**TASK REQUIREMENTS**
For every line in the data below that contains "Tighten", copy the line.
* Begin *
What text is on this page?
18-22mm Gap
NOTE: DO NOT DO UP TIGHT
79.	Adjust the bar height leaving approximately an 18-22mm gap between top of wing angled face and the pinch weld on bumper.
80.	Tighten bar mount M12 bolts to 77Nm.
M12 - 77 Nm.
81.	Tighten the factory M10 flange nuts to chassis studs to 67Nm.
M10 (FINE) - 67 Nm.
* End *
* Begin *
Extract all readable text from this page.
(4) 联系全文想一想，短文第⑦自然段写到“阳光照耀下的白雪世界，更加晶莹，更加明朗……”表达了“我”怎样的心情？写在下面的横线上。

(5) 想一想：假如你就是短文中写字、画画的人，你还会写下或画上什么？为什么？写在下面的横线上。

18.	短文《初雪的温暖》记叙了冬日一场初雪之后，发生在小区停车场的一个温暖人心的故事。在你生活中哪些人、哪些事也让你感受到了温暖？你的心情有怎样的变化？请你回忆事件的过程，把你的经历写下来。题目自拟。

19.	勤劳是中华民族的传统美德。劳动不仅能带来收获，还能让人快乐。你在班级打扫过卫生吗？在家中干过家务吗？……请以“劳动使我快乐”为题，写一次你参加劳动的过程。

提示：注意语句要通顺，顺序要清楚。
* End *
**FINISHED TASK**
80.	Tighten bar mount M12 bolts to 77Nm.
81.	Tighten the factory M10 flange nuts to chassis studs to 67Nm.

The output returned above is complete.